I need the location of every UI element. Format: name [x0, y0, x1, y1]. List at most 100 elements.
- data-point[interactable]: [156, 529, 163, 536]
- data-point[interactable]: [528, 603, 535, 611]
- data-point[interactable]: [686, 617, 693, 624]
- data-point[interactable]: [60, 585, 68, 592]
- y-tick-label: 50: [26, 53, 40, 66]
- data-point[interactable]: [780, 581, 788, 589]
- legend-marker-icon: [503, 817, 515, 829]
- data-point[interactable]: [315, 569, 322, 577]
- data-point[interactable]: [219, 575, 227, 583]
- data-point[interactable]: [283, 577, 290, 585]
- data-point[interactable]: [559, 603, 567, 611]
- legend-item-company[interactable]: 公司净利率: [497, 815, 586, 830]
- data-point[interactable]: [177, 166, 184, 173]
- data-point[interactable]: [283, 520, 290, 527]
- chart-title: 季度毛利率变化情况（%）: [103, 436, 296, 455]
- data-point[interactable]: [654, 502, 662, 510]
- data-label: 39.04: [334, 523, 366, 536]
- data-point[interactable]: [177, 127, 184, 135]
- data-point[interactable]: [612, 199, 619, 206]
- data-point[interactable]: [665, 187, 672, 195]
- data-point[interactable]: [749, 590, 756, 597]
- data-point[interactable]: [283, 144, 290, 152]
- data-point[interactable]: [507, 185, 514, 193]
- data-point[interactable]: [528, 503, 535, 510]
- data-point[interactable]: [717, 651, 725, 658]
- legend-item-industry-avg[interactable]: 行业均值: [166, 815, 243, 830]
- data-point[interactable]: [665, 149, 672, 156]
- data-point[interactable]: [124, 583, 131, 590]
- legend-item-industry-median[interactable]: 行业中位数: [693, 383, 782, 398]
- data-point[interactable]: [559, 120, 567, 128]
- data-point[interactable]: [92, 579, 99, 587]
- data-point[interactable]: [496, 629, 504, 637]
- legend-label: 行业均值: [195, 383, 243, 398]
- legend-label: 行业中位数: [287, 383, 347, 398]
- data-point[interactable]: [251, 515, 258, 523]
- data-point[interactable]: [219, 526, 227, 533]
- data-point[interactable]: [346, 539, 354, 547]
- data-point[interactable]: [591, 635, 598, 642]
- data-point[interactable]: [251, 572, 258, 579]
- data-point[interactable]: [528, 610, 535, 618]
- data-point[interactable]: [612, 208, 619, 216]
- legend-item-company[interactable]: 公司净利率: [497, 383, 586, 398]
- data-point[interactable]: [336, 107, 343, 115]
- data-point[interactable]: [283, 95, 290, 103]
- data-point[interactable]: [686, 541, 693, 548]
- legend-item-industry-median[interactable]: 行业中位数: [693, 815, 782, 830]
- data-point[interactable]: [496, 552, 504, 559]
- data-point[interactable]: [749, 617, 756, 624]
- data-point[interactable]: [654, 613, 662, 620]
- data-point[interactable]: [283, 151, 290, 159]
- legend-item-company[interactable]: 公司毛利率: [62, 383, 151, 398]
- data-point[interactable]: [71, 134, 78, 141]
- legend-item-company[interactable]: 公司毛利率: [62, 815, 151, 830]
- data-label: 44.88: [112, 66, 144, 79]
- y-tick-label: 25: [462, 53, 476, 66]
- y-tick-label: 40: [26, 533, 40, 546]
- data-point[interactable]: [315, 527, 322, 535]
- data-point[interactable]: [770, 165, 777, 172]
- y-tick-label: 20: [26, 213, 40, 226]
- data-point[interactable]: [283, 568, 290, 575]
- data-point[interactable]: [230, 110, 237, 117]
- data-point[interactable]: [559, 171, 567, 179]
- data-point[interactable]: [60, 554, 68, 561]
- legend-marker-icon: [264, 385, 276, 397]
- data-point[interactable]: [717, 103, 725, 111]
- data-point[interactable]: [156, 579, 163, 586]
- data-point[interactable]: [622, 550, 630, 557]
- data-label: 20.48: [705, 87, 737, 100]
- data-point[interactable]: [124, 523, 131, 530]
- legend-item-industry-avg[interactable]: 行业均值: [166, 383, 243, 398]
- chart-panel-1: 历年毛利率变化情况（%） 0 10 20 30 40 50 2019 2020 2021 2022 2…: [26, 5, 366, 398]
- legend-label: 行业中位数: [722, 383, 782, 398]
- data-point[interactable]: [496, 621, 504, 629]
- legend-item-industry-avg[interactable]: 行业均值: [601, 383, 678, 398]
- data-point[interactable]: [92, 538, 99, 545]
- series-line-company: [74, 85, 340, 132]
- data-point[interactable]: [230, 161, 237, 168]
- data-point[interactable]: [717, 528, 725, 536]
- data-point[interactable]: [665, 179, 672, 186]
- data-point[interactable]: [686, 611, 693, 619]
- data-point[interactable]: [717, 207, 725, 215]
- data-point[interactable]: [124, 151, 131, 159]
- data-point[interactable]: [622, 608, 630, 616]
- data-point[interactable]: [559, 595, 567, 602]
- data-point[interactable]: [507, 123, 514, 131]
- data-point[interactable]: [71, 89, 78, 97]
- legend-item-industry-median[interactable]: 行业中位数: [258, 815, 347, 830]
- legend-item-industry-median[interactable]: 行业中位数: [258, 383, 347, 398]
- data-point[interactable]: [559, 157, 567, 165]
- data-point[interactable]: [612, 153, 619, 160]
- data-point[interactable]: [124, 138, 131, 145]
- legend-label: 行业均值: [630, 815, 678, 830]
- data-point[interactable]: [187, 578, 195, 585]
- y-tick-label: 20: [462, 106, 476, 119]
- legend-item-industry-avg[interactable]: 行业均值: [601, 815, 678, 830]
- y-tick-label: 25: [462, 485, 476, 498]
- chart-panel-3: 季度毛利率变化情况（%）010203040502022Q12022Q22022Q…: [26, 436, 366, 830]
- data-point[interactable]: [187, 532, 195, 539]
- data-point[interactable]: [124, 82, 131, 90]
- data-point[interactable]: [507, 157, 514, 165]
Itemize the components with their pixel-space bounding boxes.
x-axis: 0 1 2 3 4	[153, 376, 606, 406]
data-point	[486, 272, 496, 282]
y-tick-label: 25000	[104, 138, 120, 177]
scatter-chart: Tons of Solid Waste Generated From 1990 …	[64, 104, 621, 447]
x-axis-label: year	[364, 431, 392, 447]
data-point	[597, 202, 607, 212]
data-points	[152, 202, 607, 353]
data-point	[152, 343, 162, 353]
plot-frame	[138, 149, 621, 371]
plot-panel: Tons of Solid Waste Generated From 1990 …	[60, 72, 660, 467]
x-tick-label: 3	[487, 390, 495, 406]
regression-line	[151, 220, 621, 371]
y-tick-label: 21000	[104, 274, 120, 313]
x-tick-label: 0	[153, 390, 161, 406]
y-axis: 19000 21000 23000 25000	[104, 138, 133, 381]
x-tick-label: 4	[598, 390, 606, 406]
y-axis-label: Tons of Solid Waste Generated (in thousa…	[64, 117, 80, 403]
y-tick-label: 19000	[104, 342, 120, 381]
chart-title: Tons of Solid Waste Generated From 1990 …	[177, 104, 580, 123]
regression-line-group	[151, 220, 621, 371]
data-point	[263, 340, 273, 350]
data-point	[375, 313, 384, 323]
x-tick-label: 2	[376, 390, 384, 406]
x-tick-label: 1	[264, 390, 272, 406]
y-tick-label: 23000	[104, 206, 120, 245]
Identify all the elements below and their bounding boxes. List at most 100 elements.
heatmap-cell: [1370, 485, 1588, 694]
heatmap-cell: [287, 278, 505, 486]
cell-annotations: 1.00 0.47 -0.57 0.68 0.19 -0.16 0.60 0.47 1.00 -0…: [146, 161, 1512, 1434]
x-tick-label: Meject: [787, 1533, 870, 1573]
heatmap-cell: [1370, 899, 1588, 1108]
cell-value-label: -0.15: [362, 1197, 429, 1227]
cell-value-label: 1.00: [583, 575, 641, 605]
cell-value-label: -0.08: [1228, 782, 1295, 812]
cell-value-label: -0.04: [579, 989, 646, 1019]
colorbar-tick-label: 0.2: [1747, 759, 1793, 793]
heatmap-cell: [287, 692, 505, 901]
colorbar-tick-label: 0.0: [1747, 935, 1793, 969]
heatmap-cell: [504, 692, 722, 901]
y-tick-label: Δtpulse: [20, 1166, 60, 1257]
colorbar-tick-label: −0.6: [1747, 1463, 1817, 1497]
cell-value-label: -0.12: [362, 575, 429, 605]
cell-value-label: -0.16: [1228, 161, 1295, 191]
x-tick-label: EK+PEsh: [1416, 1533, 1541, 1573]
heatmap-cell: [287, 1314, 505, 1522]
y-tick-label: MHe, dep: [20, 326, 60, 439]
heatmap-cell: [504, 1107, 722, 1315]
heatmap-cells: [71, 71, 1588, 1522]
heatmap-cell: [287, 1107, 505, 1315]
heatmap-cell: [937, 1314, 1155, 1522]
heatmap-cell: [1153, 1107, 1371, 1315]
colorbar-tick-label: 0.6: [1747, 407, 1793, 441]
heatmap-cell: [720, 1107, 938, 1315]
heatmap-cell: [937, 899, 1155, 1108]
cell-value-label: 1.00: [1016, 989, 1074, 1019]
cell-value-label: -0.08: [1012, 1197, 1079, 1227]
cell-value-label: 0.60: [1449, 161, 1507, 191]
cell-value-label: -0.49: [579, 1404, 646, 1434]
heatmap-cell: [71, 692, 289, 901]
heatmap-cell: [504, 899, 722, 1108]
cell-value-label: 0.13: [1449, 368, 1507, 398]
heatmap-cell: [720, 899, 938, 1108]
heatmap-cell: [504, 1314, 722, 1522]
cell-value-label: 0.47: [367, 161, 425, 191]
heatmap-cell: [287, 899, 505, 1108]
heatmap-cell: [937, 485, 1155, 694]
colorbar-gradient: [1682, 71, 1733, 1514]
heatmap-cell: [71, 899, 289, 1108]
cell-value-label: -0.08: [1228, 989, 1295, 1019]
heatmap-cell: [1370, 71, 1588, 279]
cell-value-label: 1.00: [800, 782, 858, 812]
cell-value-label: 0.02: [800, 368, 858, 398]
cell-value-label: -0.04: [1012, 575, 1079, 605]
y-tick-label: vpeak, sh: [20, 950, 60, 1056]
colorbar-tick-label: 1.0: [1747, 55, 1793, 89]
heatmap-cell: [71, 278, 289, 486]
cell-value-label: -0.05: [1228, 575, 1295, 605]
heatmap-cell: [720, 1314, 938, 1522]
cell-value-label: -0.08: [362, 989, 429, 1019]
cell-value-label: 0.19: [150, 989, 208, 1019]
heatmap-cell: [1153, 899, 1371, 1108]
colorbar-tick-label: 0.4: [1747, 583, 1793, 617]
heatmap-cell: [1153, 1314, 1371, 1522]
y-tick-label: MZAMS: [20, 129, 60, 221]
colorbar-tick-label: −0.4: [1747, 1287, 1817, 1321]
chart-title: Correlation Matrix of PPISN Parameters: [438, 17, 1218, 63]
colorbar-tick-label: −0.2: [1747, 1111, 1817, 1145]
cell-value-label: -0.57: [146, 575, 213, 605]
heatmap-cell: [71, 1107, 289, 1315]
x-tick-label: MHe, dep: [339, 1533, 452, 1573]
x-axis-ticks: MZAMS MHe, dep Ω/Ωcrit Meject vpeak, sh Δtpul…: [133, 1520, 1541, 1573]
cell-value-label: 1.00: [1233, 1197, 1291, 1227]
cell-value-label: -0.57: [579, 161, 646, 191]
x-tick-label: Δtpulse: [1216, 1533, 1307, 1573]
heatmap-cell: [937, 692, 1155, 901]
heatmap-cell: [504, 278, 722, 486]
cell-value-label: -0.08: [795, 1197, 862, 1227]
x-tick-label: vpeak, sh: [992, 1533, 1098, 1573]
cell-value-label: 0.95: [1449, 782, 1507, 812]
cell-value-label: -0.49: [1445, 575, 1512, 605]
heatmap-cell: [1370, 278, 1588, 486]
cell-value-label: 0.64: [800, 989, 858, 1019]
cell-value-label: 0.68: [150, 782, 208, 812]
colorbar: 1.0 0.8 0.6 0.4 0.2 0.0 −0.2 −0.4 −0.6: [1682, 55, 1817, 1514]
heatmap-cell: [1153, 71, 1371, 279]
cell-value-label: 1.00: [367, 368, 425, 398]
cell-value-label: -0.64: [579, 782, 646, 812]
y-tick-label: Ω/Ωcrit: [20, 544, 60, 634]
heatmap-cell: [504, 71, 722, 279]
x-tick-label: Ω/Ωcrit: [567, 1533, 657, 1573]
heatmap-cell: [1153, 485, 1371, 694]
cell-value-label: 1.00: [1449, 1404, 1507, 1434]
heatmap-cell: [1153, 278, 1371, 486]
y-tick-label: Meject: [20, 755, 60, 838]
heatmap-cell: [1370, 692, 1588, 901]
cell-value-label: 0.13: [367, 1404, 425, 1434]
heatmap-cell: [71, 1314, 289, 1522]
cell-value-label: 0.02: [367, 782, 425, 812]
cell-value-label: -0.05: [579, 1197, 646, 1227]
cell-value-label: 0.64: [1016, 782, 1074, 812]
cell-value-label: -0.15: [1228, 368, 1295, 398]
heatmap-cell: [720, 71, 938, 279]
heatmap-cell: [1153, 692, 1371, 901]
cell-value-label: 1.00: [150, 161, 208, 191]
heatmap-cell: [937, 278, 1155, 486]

-*-

What is expected:
Gather every line of the records above that contains the string "title". Case counts, so a line matches only if the capitals and lowercase letters agree.

Task solution:
- chart-title: 季度毛利率变化情况（%）: [103, 436, 296, 455]
chart-title: Tons of Solid Waste Generated From 1990 …	[177, 104, 580, 123]
chart-title: Correlation Matrix of PPISN Parameters: [438, 17, 1218, 63]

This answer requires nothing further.